> _PROBLEM DESCRIPTION_:
Copy the items from their first line through the line containing "List all visible", with "pie-slice" replaced by "wedge" and everything else unchanged. Leave the pictures out.

═════ MATERIAL TO PROCESS

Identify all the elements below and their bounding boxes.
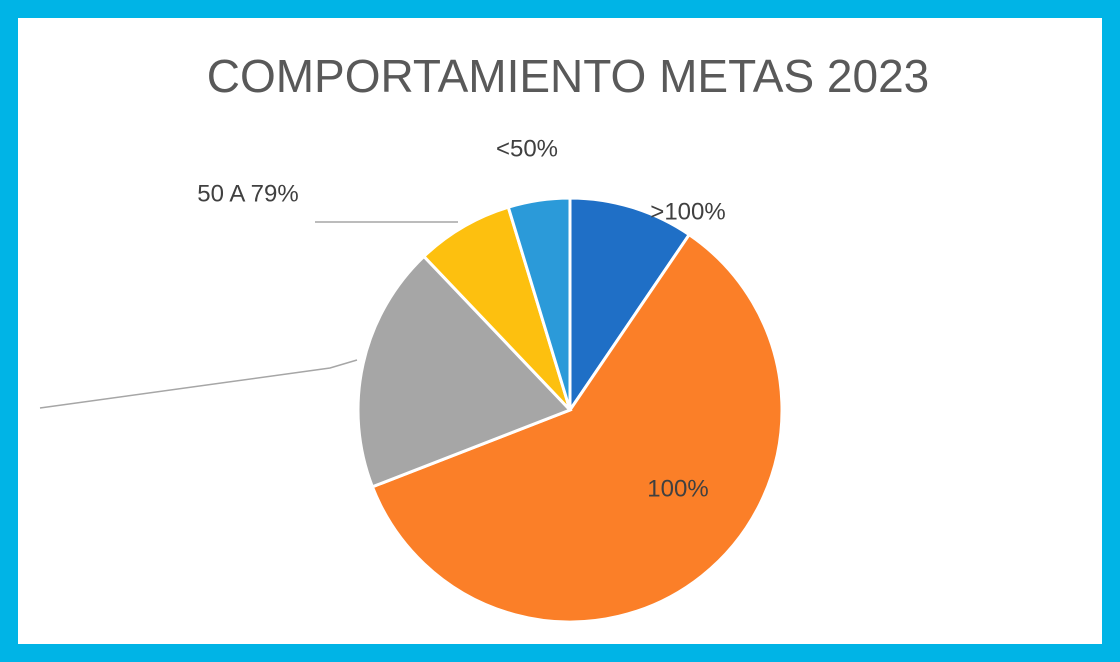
- slice-label: 100%: [647, 475, 708, 502]
- slice-label: 50 A 79%: [197, 180, 298, 207]
- pie-slice: [370, 232, 784, 624]
- slice-label: <50%: [496, 135, 558, 162]
- slice-label: >100%: [650, 198, 725, 225]
- pie-slice: [421, 205, 572, 412]
- chart-title: COMPORTAMIENTO METAS 2023: [207, 50, 930, 102]
- leader-line: [39, 359, 358, 409]
- pie-slice: [568, 196, 692, 415]
- pie-slice: [506, 196, 572, 411]
- pie-slice: [356, 254, 573, 489]
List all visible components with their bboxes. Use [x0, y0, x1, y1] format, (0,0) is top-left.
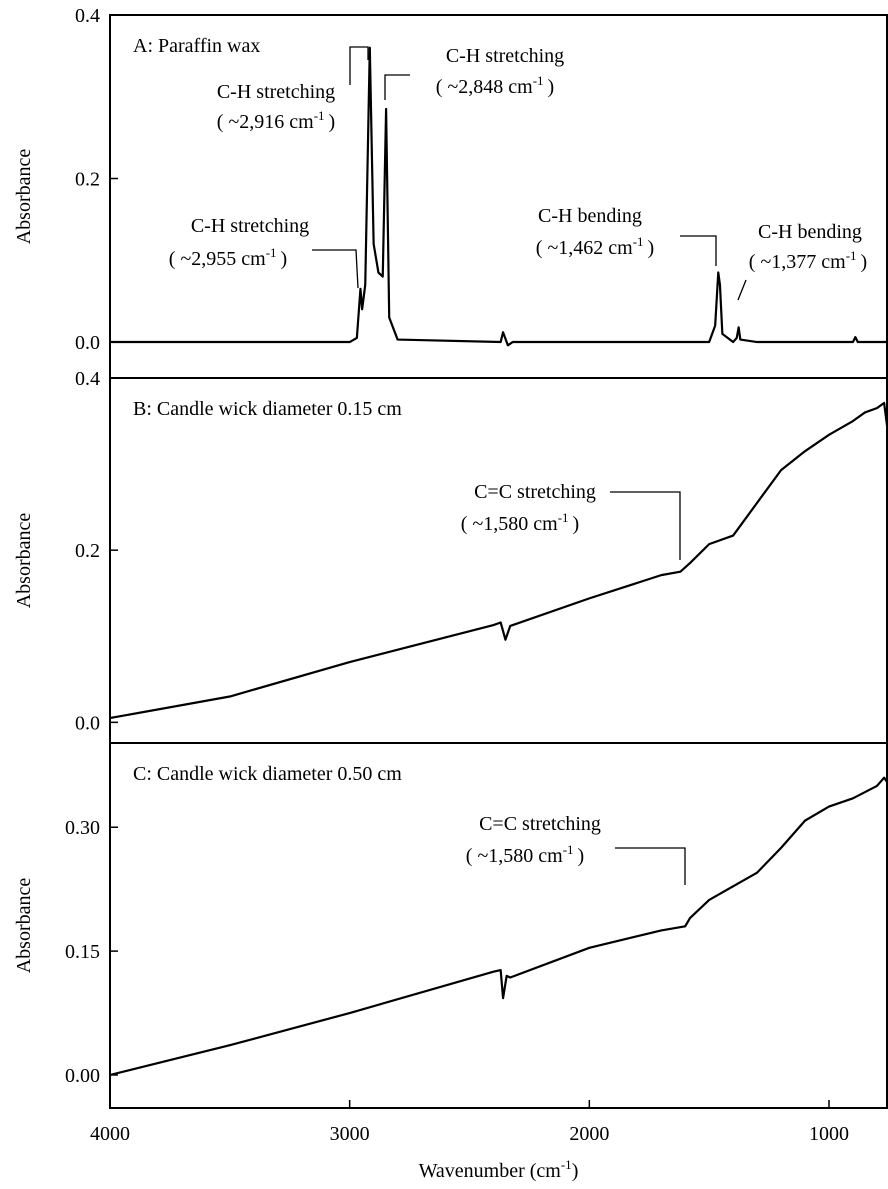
- annotation-sup: -1: [266, 245, 277, 260]
- annotation-note: ( ~1,377 cm-1): [749, 248, 867, 273]
- y-tick-label: 0.2: [75, 169, 100, 191]
- y-tick-label: 0.4: [75, 368, 100, 390]
- plot-frame: [109, 377, 888, 744]
- annotation-sup: -1: [846, 248, 857, 263]
- annotation-text: C-H bending: [758, 221, 862, 243]
- x-axis-label-end: ): [572, 1160, 579, 1182]
- annotation-note-text: ( ~1,462 cm: [536, 237, 633, 259]
- y-tick-label: 0.0: [75, 332, 100, 354]
- annotation-leader: [615, 847, 686, 885]
- x-tick-label: 2000: [569, 1123, 609, 1145]
- annotation-text: C-H stretching: [217, 81, 335, 103]
- annotation-note: ( ~1,580 cm-1): [461, 510, 579, 535]
- annotation-note: ( ~2,848 cm-1): [436, 73, 554, 98]
- annotation-sup: -1: [314, 108, 325, 123]
- annotation-text: C=C stretching: [474, 481, 596, 503]
- annotation-leader: [610, 491, 681, 560]
- x-axis-label: Wavenumber (cm-1): [419, 1157, 579, 1182]
- annotation-leader: [680, 235, 717, 266]
- annotation-note: ( ~1,462 cm-1): [536, 234, 654, 259]
- spectrum-line: [110, 776, 887, 1077]
- y-axis-label: Absorbance: [13, 878, 35, 974]
- annotation-note-text: ( ~1,580 cm: [466, 845, 563, 867]
- spectrum-line: [110, 401, 887, 720]
- y-tick-label: 0.4: [75, 5, 100, 27]
- panel-title: B: Candle wick diameter 0.15 cm: [133, 398, 402, 420]
- series: [110, 46, 887, 347]
- spectrum-line: [110, 46, 887, 347]
- annotation-end: ): [578, 845, 585, 867]
- y-tick-label: 0.00: [65, 1065, 100, 1087]
- annotation-note: ( ~2,916 cm-1): [217, 108, 335, 133]
- series: [110, 776, 887, 1077]
- y-tick-label: 0.2: [75, 540, 100, 562]
- annotation-note: ( ~1,580 cm-1): [466, 842, 584, 867]
- panel-title: C: Candle wick diameter 0.50 cm: [133, 763, 402, 785]
- annotation-leader: [384, 74, 410, 100]
- annotation-end: ): [861, 251, 868, 273]
- x-axis-label-text: Wavenumber (cm: [419, 1160, 562, 1182]
- annotation-text: C=C stretching: [479, 813, 601, 835]
- annotation-note: ( ~2,955 cm-1): [169, 245, 287, 270]
- annotation-note-text: ( ~1,580 cm: [461, 513, 558, 535]
- x-tick-label: 1000: [809, 1123, 849, 1145]
- annotation-end: ): [548, 76, 555, 98]
- panel-title: A: Paraffin wax: [133, 35, 260, 57]
- y-tick-label: 0.0: [75, 712, 100, 734]
- y-axis-label: Absorbance: [13, 149, 35, 245]
- plot-frame: [109, 14, 888, 379]
- annotation-sup: -1: [563, 842, 574, 857]
- annotation-text: C-H stretching: [446, 45, 564, 67]
- annotation-sup: -1: [558, 510, 569, 525]
- annotation-end: ): [281, 248, 288, 270]
- annotation-sup: -1: [533, 73, 544, 88]
- annotation-end: ): [573, 513, 580, 535]
- plot-frame: [109, 742, 888, 1109]
- annotation-leader: [312, 249, 359, 289]
- annotation-leader: [737, 279, 747, 301]
- annotation-note-text: ( ~2,916 cm: [217, 111, 314, 133]
- series: [110, 401, 887, 720]
- annotation-text: C-H bending: [538, 205, 642, 227]
- annotation-note-text: ( ~2,848 cm: [436, 76, 533, 98]
- annotation-text: C-H stretching: [191, 215, 309, 237]
- x-axis-label-sup: -1: [561, 1157, 572, 1172]
- x-tick-label: 3000: [330, 1123, 370, 1145]
- annotation-leader: [349, 46, 369, 85]
- annotation-end: ): [329, 111, 336, 133]
- y-axis-label: Absorbance: [13, 513, 35, 609]
- annotation-sup: -1: [633, 234, 644, 249]
- annotation-note-text: ( ~1,377 cm: [749, 251, 846, 273]
- y-tick-label: 0.30: [65, 817, 100, 839]
- annotation-end: ): [648, 237, 655, 259]
- annotation-note-text: ( ~2,955 cm: [169, 248, 266, 270]
- x-tick-label: 4000: [90, 1123, 130, 1145]
- y-tick-label: 0.15: [65, 941, 100, 963]
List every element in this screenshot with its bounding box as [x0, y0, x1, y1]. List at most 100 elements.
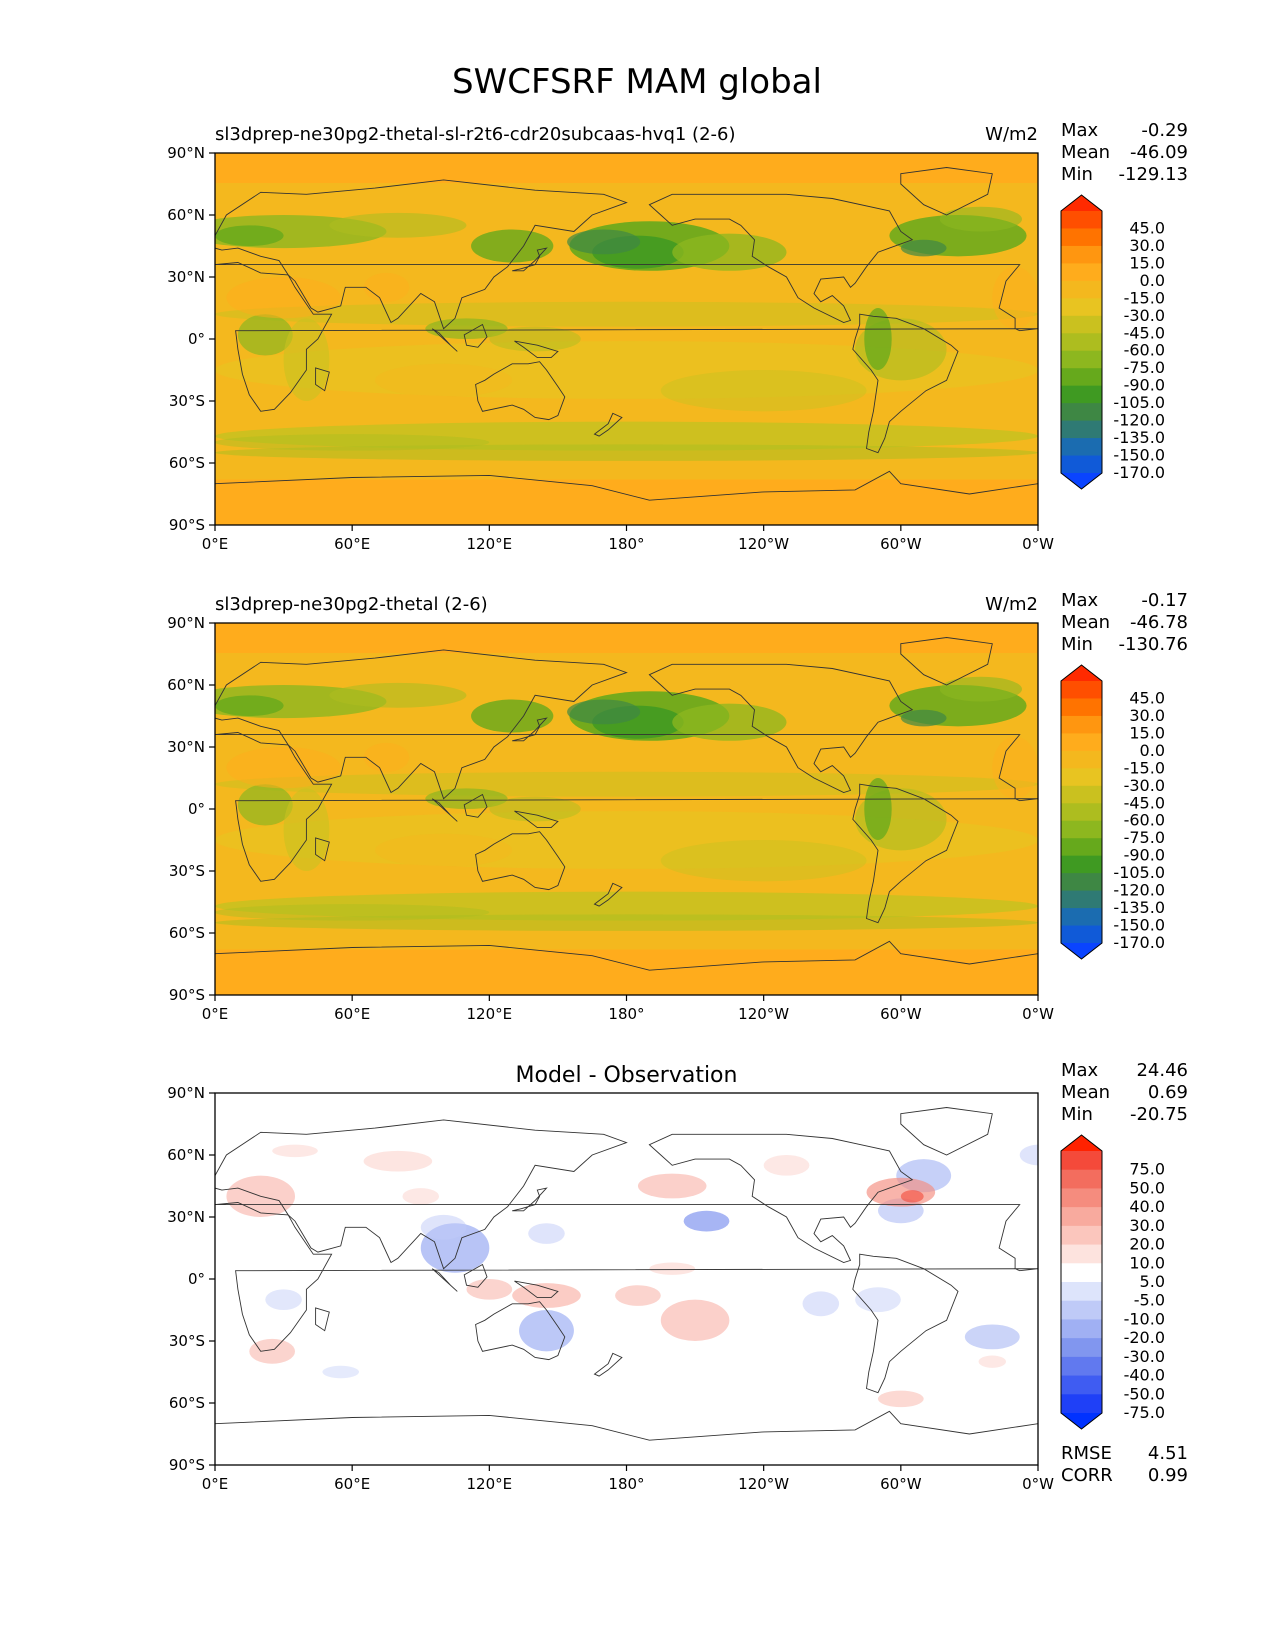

══════════

> _RESULT FOR THIS TASK_:
Identify all the elements below and their bounding boxes.
- slice-label: 100%: [647, 475, 708, 502]
- slice-label: 50 A 79%: [197, 180, 298, 207]
- wedge: [370, 232, 784, 624]
- slice-label: <50%: [496, 135, 558, 162]
- slice-label: >100%: [650, 198, 725, 225]
- wedge: [421, 205, 572, 412]
- chart-title: COMPORTAMIENTO METAS 2023: [207, 50, 930, 102]
- leader-line: [39, 359, 358, 409]
- wedge: [568, 196, 692, 415]
- wedge: [506, 196, 572, 411]
- wedge: [356, 254, 573, 489]
List all visible components with their bboxes. Use [x0, y0, x1, y1] format, (0,0) is top-left.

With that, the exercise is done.